REQUIRED TASK:
Count every line below that contains "hotmail", then state the total with no other output.

DATASET EXTRACT:
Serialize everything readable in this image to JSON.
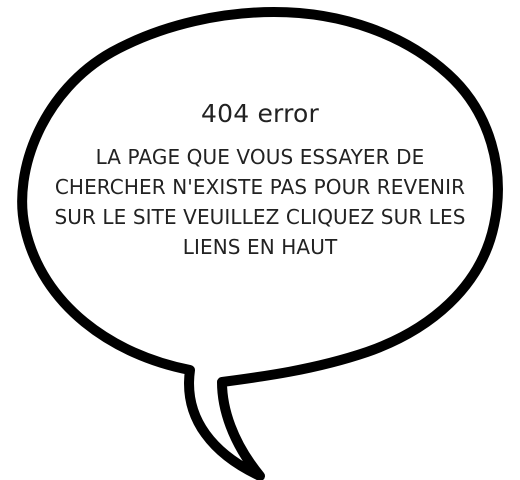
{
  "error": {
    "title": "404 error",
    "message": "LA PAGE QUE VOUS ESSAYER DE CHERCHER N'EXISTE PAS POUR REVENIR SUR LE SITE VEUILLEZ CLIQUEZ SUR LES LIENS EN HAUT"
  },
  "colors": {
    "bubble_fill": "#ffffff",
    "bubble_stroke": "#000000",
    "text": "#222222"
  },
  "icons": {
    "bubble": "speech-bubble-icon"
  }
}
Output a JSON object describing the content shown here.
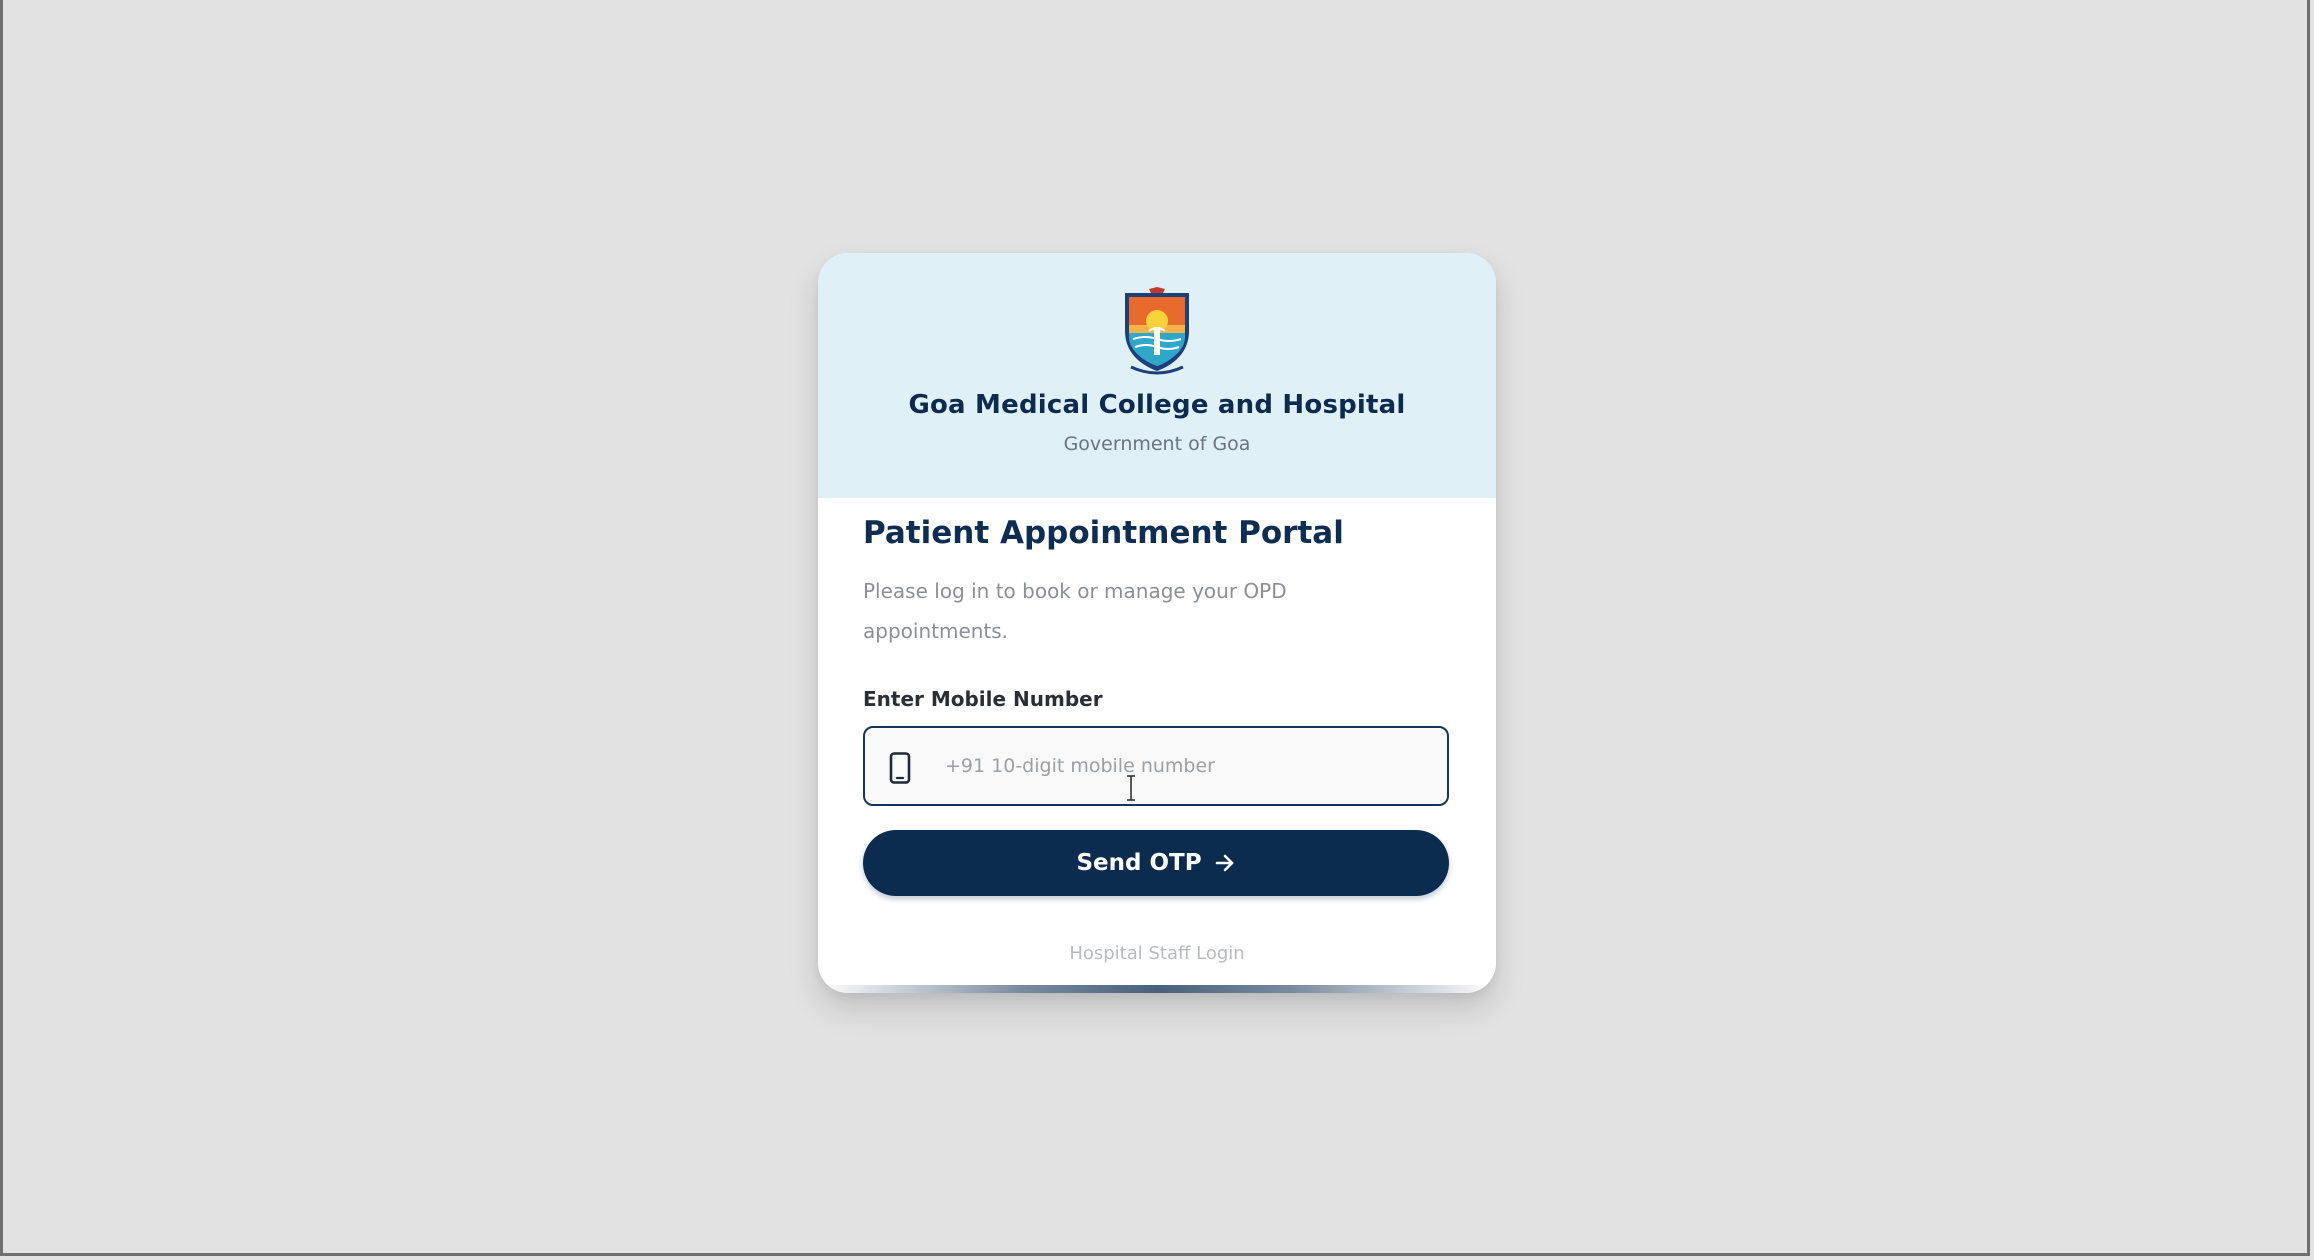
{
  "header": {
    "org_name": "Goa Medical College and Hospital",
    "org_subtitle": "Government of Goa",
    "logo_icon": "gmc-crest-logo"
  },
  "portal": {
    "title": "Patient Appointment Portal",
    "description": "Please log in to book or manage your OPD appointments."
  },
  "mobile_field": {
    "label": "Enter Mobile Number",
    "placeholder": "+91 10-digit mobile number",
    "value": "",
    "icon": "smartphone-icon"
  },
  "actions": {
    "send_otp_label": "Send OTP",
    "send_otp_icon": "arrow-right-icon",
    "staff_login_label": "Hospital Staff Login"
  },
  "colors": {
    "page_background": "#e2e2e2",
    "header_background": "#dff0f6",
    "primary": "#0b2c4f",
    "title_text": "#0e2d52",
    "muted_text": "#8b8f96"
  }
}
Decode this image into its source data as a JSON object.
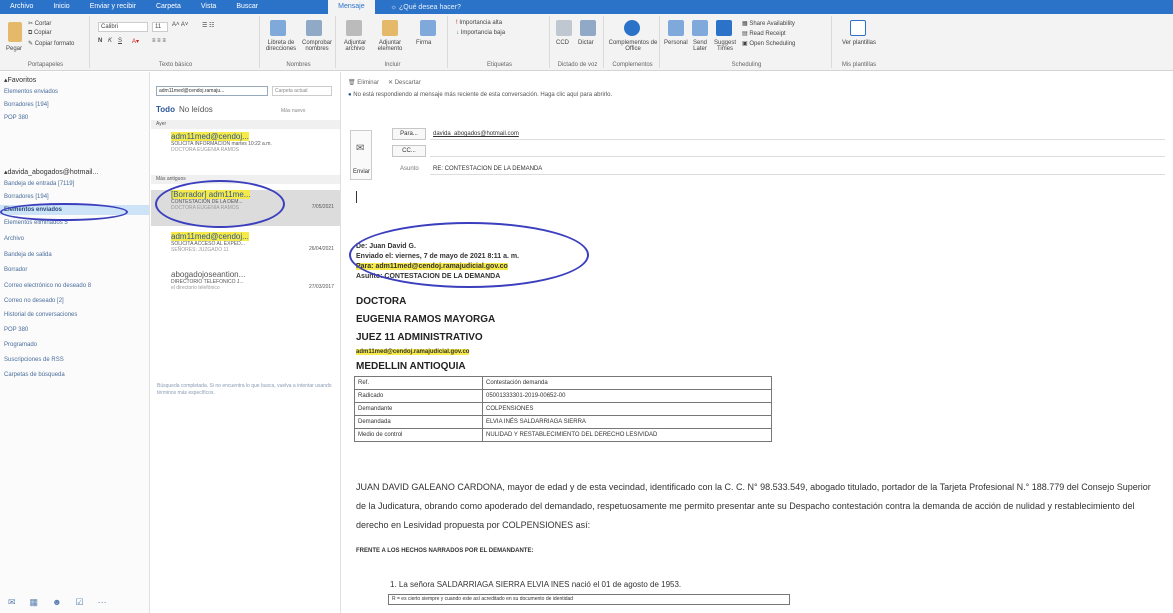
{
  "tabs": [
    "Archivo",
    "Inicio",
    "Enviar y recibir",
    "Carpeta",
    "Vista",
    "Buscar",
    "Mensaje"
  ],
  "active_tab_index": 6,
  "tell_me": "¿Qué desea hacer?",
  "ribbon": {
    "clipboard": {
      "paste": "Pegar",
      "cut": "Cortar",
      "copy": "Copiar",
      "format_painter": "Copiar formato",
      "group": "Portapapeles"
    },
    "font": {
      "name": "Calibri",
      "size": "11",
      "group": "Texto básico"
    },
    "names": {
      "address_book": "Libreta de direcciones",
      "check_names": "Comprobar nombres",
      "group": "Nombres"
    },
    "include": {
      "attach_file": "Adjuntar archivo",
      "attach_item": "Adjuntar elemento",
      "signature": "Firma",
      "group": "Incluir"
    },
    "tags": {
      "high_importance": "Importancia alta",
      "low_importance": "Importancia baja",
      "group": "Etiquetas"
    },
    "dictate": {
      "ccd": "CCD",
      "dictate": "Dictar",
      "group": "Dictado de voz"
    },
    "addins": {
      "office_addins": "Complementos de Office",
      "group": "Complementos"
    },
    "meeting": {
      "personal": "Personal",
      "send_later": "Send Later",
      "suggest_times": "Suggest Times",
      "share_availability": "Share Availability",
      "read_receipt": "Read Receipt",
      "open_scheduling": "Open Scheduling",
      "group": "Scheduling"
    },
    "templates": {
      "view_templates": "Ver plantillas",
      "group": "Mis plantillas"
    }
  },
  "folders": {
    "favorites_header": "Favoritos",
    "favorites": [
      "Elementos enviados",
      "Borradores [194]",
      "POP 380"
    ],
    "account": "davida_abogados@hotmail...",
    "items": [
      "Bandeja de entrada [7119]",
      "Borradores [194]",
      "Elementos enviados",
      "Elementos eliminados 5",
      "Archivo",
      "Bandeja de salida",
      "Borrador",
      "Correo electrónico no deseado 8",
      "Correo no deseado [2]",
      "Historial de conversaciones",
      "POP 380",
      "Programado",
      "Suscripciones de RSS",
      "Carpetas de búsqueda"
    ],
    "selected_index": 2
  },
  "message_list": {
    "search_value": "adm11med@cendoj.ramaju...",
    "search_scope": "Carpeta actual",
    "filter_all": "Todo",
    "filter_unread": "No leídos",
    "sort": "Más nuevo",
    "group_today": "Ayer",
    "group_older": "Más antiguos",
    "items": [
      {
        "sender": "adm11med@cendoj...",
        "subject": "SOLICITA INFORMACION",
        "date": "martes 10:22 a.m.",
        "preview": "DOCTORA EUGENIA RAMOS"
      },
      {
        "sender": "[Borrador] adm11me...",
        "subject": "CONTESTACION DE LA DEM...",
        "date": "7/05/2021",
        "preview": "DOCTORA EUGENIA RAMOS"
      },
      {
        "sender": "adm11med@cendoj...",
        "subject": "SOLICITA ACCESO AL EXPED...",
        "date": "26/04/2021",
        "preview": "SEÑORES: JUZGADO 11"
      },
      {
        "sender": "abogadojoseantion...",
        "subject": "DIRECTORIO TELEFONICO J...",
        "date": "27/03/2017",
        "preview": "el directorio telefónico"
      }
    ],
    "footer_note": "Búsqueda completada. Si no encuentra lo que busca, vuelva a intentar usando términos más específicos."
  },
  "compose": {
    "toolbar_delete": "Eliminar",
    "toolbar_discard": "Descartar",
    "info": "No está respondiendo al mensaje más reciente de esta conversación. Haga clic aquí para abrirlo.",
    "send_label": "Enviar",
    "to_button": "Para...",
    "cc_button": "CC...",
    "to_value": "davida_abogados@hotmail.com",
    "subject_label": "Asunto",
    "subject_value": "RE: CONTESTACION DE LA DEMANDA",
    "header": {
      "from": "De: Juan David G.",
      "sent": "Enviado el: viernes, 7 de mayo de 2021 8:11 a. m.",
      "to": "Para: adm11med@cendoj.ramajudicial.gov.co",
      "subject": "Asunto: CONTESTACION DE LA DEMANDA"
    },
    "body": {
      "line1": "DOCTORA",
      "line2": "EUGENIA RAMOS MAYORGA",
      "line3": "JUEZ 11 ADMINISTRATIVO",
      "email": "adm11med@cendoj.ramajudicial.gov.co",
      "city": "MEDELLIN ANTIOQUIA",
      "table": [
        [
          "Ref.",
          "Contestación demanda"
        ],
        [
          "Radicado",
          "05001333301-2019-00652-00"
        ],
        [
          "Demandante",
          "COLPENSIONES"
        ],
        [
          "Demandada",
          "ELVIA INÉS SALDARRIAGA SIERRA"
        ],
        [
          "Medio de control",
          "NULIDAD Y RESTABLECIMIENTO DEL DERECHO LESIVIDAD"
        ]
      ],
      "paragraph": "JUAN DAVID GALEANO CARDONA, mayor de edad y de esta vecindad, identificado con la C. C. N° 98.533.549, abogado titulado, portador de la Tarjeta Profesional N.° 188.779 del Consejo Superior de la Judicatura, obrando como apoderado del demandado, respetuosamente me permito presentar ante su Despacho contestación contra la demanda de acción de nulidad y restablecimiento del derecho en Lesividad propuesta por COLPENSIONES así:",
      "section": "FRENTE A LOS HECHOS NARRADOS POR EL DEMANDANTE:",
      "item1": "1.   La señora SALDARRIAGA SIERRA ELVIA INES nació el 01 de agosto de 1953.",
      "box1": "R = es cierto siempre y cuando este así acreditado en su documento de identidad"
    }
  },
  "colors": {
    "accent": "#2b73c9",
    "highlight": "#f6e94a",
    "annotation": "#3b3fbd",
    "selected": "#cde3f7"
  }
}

TASK ANSWER:
2